GOAL OF THE EXERCISE:
Reproduce the records below line for line, with every character and the original line order unchanged.

DATA LISTING:
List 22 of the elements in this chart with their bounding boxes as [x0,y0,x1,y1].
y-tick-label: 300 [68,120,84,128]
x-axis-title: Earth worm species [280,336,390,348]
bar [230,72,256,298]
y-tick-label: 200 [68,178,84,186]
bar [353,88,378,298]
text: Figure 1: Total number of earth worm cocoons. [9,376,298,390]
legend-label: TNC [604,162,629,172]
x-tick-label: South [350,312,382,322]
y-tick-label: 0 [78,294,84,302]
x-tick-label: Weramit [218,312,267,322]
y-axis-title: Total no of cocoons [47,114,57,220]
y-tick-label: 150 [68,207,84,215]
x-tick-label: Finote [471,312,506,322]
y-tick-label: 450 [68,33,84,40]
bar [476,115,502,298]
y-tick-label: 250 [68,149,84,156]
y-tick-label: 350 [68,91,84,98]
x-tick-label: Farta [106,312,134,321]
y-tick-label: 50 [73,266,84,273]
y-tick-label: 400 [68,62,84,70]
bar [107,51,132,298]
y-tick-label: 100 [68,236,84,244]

TASK RESULT:
List 22 of the elements in this chart with their bounding boxes as [x0,y0,x1,y1].
y-tick-label: 300 [68,120,84,128]
x-axis-title: Earth worm species [280,336,390,348]
bar [230,72,256,298]
y-tick-label: 200 [68,178,84,186]
bar [353,88,378,298]
text: Figure 1: Total number of earth worm cocoons. [9,376,298,390]
legend-label: TNC [604,162,629,172]
x-tick-label: South [350,312,382,322]
y-tick-label: 0 [78,294,84,302]
x-tick-label: Weramit [218,312,267,322]
y-axis-title: Total no of cocoons [47,114,57,220]
y-tick-label: 150 [68,207,84,215]
x-tick-label: Finote [471,312,506,322]
y-tick-label: 450 [68,33,84,40]
bar [476,115,502,298]
y-tick-label: 250 [68,149,84,156]
y-tick-label: 350 [68,91,84,98]
x-tick-label: Farta [106,312,134,321]
y-tick-label: 50 [73,266,84,273]
y-tick-label: 400 [68,62,84,70]
bar [107,51,132,298]
y-tick-label: 100 [68,236,84,244]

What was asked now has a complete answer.